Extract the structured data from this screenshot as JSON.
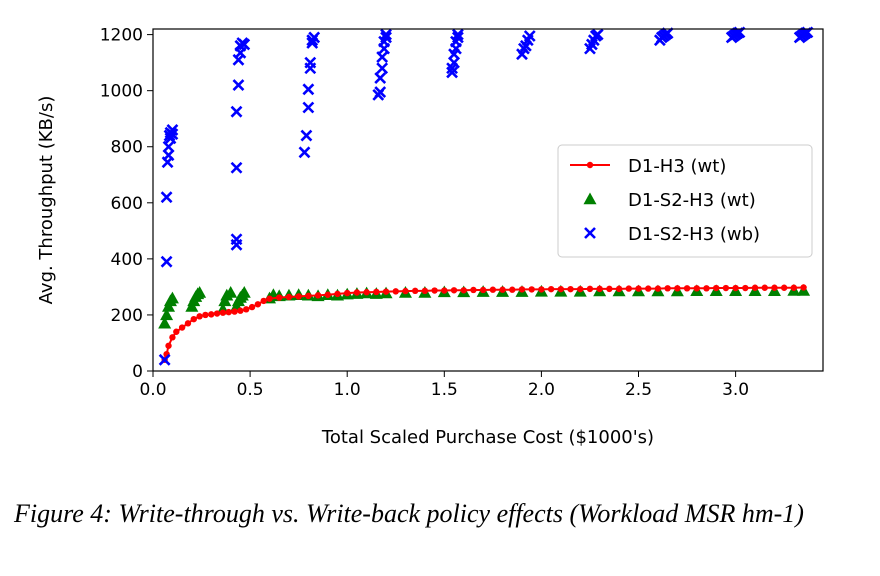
{
  "caption": "Figure 4: Write-through vs. Write-back policy effects (Workload MSR hm-1)",
  "chart_data": {
    "type": "scatter",
    "xlabel": "Total Scaled Purchase Cost ($1000's)",
    "ylabel": "Avg. Throughput (KB/s)",
    "xlim": [
      0.0,
      3.45
    ],
    "ylim": [
      0,
      1220
    ],
    "xticks": [
      "0.0",
      "0.5",
      "1.0",
      "1.5",
      "2.0",
      "2.5",
      "3.0"
    ],
    "yticks": [
      "0",
      "200",
      "400",
      "600",
      "800",
      "1000",
      "1200"
    ],
    "grid": false,
    "legend_position": "center-right",
    "series": [
      {
        "name": "D1-H3 (wt)",
        "marker": "line-dot",
        "color": "#ff0000",
        "x": [
          0.06,
          0.07,
          0.08,
          0.1,
          0.12,
          0.15,
          0.18,
          0.21,
          0.24,
          0.27,
          0.3,
          0.33,
          0.36,
          0.39,
          0.42,
          0.45,
          0.48,
          0.51,
          0.54,
          0.57,
          0.6,
          0.65,
          0.7,
          0.75,
          0.8,
          0.85,
          0.9,
          0.95,
          1.0,
          1.05,
          1.1,
          1.15,
          1.2,
          1.25,
          1.3,
          1.35,
          1.4,
          1.45,
          1.5,
          1.55,
          1.6,
          1.65,
          1.7,
          1.75,
          1.8,
          1.85,
          1.9,
          1.95,
          2.0,
          2.05,
          2.1,
          2.15,
          2.2,
          2.25,
          2.3,
          2.35,
          2.4,
          2.45,
          2.5,
          2.55,
          2.6,
          2.65,
          2.7,
          2.75,
          2.8,
          2.85,
          2.9,
          2.95,
          3.0,
          3.05,
          3.1,
          3.15,
          3.2,
          3.25,
          3.3,
          3.35
        ],
        "y": [
          40,
          60,
          90,
          120,
          140,
          155,
          170,
          185,
          195,
          200,
          202,
          205,
          208,
          210,
          212,
          215,
          220,
          228,
          238,
          250,
          258,
          262,
          264,
          266,
          268,
          270,
          272,
          275,
          278,
          280,
          281,
          282,
          283,
          284,
          285,
          286,
          286,
          287,
          287,
          288,
          288,
          289,
          289,
          290,
          290,
          290,
          291,
          291,
          291,
          292,
          292,
          292,
          292,
          293,
          293,
          293,
          293,
          294,
          294,
          294,
          294,
          295,
          295,
          295,
          295,
          295,
          296,
          296,
          296,
          296,
          297,
          297,
          297,
          297,
          297,
          298
        ]
      },
      {
        "name": "D1-S2-H3 (wt)",
        "marker": "triangle",
        "color": "#008000",
        "x": [
          0.06,
          0.07,
          0.08,
          0.09,
          0.1,
          0.2,
          0.21,
          0.22,
          0.23,
          0.24,
          0.36,
          0.37,
          0.38,
          0.4,
          0.43,
          0.44,
          0.45,
          0.46,
          0.47,
          0.6,
          0.62,
          0.65,
          0.7,
          0.75,
          0.8,
          0.85,
          0.9,
          0.95,
          1.0,
          1.05,
          1.1,
          1.15,
          1.2,
          1.3,
          1.4,
          1.5,
          1.6,
          1.7,
          1.8,
          1.9,
          2.0,
          2.1,
          2.2,
          2.3,
          2.4,
          2.5,
          2.6,
          2.7,
          2.8,
          2.9,
          3.0,
          3.1,
          3.2,
          3.3,
          3.35
        ],
        "y": [
          170,
          200,
          230,
          250,
          260,
          230,
          250,
          265,
          275,
          280,
          220,
          250,
          270,
          280,
          230,
          250,
          262,
          270,
          280,
          260,
          272,
          268,
          270,
          272,
          270,
          268,
          272,
          270,
          274,
          276,
          278,
          276,
          278,
          280,
          280,
          282,
          282,
          283,
          283,
          283,
          284,
          284,
          284,
          285,
          285,
          285,
          285,
          285,
          286,
          286,
          286,
          286,
          286,
          287,
          287
        ]
      },
      {
        "name": "D1-S2-H3 (wb)",
        "marker": "x",
        "color": "#0000ff",
        "x": [
          0.06,
          0.07,
          0.07,
          0.075,
          0.08,
          0.08,
          0.085,
          0.09,
          0.09,
          0.1,
          0.1,
          0.43,
          0.43,
          0.43,
          0.43,
          0.44,
          0.44,
          0.45,
          0.45,
          0.46,
          0.47,
          0.78,
          0.79,
          0.8,
          0.8,
          0.81,
          0.81,
          0.82,
          0.82,
          0.83,
          1.16,
          1.17,
          1.17,
          1.18,
          1.18,
          1.19,
          1.19,
          1.2,
          1.2,
          1.54,
          1.54,
          1.55,
          1.55,
          1.56,
          1.56,
          1.57,
          1.57,
          1.9,
          1.91,
          1.92,
          1.93,
          1.94,
          2.25,
          2.26,
          2.27,
          2.28,
          2.29,
          2.61,
          2.62,
          2.63,
          2.64,
          2.65,
          2.98,
          2.99,
          3.0,
          3.01,
          3.02,
          3.33,
          3.34,
          3.35,
          3.36,
          3.37
        ],
        "y": [
          40,
          390,
          620,
          745,
          770,
          800,
          840,
          850,
          830,
          860,
          845,
          450,
          470,
          725,
          925,
          1020,
          1110,
          1135,
          1160,
          1170,
          1165,
          780,
          840,
          940,
          1005,
          1080,
          1100,
          1170,
          1180,
          1190,
          985,
          995,
          1045,
          1080,
          1120,
          1150,
          1175,
          1190,
          1200,
          1065,
          1080,
          1100,
          1130,
          1150,
          1175,
          1190,
          1200,
          1130,
          1150,
          1160,
          1180,
          1195,
          1150,
          1165,
          1180,
          1195,
          1200,
          1180,
          1190,
          1195,
          1200,
          1205,
          1190,
          1195,
          1200,
          1205,
          1208,
          1190,
          1195,
          1200,
          1205,
          1208
        ]
      }
    ]
  }
}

- **GIVEN EXERCISE**
Print each entry shown above with exact wording and no pictures.

- **SOLVED PROBLEM**
Extract the structured data from this screenshot as JSON.
{
  "caption": "Figure 4: Write-through vs. Write-back policy effects (Workload MSR hm-1)",
  "chart_data": {
    "type": "scatter",
    "xlabel": "Total Scaled Purchase Cost ($1000's)",
    "ylabel": "Avg. Throughput (KB/s)",
    "xlim": [
      0.0,
      3.45
    ],
    "ylim": [
      0,
      1220
    ],
    "xticks": [
      "0.0",
      "0.5",
      "1.0",
      "1.5",
      "2.0",
      "2.5",
      "3.0"
    ],
    "yticks": [
      "0",
      "200",
      "400",
      "600",
      "800",
      "1000",
      "1200"
    ],
    "grid": false,
    "legend_position": "center-right",
    "series": [
      {
        "name": "D1-H3 (wt)",
        "marker": "line-dot",
        "color": "#ff0000",
        "x": [
          0.06,
          0.07,
          0.08,
          0.1,
          0.12,
          0.15,
          0.18,
          0.21,
          0.24,
          0.27,
          0.3,
          0.33,
          0.36,
          0.39,
          0.42,
          0.45,
          0.48,
          0.51,
          0.54,
          0.57,
          0.6,
          0.65,
          0.7,
          0.75,
          0.8,
          0.85,
          0.9,
          0.95,
          1.0,
          1.05,
          1.1,
          1.15,
          1.2,
          1.25,
          1.3,
          1.35,
          1.4,
          1.45,
          1.5,
          1.55,
          1.6,
          1.65,
          1.7,
          1.75,
          1.8,
          1.85,
          1.9,
          1.95,
          2.0,
          2.05,
          2.1,
          2.15,
          2.2,
          2.25,
          2.3,
          2.35,
          2.4,
          2.45,
          2.5,
          2.55,
          2.6,
          2.65,
          2.7,
          2.75,
          2.8,
          2.85,
          2.9,
          2.95,
          3.0,
          3.05,
          3.1,
          3.15,
          3.2,
          3.25,
          3.3,
          3.35
        ],
        "y": [
          40,
          60,
          90,
          120,
          140,
          155,
          170,
          185,
          195,
          200,
          202,
          205,
          208,
          210,
          212,
          215,
          220,
          228,
          238,
          250,
          258,
          262,
          264,
          266,
          268,
          270,
          272,
          275,
          278,
          280,
          281,
          282,
          283,
          284,
          285,
          286,
          286,
          287,
          287,
          288,
          288,
          289,
          289,
          290,
          290,
          290,
          291,
          291,
          291,
          292,
          292,
          292,
          292,
          293,
          293,
          293,
          293,
          294,
          294,
          294,
          294,
          295,
          295,
          295,
          295,
          295,
          296,
          296,
          296,
          296,
          297,
          297,
          297,
          297,
          297,
          298
        ]
      },
      {
        "name": "D1-S2-H3 (wt)",
        "marker": "triangle",
        "color": "#008000",
        "x": [
          0.06,
          0.07,
          0.08,
          0.09,
          0.1,
          0.2,
          0.21,
          0.22,
          0.23,
          0.24,
          0.36,
          0.37,
          0.38,
          0.4,
          0.43,
          0.44,
          0.45,
          0.46,
          0.47,
          0.6,
          0.62,
          0.65,
          0.7,
          0.75,
          0.8,
          0.85,
          0.9,
          0.95,
          1.0,
          1.05,
          1.1,
          1.15,
          1.2,
          1.3,
          1.4,
          1.5,
          1.6,
          1.7,
          1.8,
          1.9,
          2.0,
          2.1,
          2.2,
          2.3,
          2.4,
          2.5,
          2.6,
          2.7,
          2.8,
          2.9,
          3.0,
          3.1,
          3.2,
          3.3,
          3.35
        ],
        "y": [
          170,
          200,
          230,
          250,
          260,
          230,
          250,
          265,
          275,
          280,
          220,
          250,
          270,
          280,
          230,
          250,
          262,
          270,
          280,
          260,
          272,
          268,
          270,
          272,
          270,
          268,
          272,
          270,
          274,
          276,
          278,
          276,
          278,
          280,
          280,
          282,
          282,
          283,
          283,
          283,
          284,
          284,
          284,
          285,
          285,
          285,
          285,
          285,
          286,
          286,
          286,
          286,
          286,
          287,
          287
        ]
      },
      {
        "name": "D1-S2-H3 (wb)",
        "marker": "x",
        "color": "#0000ff",
        "x": [
          0.06,
          0.07,
          0.07,
          0.075,
          0.08,
          0.08,
          0.085,
          0.09,
          0.09,
          0.1,
          0.1,
          0.43,
          0.43,
          0.43,
          0.43,
          0.44,
          0.44,
          0.45,
          0.45,
          0.46,
          0.47,
          0.78,
          0.79,
          0.8,
          0.8,
          0.81,
          0.81,
          0.82,
          0.82,
          0.83,
          1.16,
          1.17,
          1.17,
          1.18,
          1.18,
          1.19,
          1.19,
          1.2,
          1.2,
          1.54,
          1.54,
          1.55,
          1.55,
          1.56,
          1.56,
          1.57,
          1.57,
          1.9,
          1.91,
          1.92,
          1.93,
          1.94,
          2.25,
          2.26,
          2.27,
          2.28,
          2.29,
          2.61,
          2.62,
          2.63,
          2.64,
          2.65,
          2.98,
          2.99,
          3.0,
          3.01,
          3.02,
          3.33,
          3.34,
          3.35,
          3.36,
          3.37
        ],
        "y": [
          40,
          390,
          620,
          745,
          770,
          800,
          840,
          850,
          830,
          860,
          845,
          450,
          470,
          725,
          925,
          1020,
          1110,
          1135,
          1160,
          1170,
          1165,
          780,
          840,
          940,
          1005,
          1080,
          1100,
          1170,
          1180,
          1190,
          985,
          995,
          1045,
          1080,
          1120,
          1150,
          1175,
          1190,
          1200,
          1065,
          1080,
          1100,
          1130,
          1150,
          1175,
          1190,
          1200,
          1130,
          1150,
          1160,
          1180,
          1195,
          1150,
          1165,
          1180,
          1195,
          1200,
          1180,
          1190,
          1195,
          1200,
          1205,
          1190,
          1195,
          1200,
          1205,
          1208,
          1190,
          1195,
          1200,
          1205,
          1208
        ]
      }
    ]
  }
}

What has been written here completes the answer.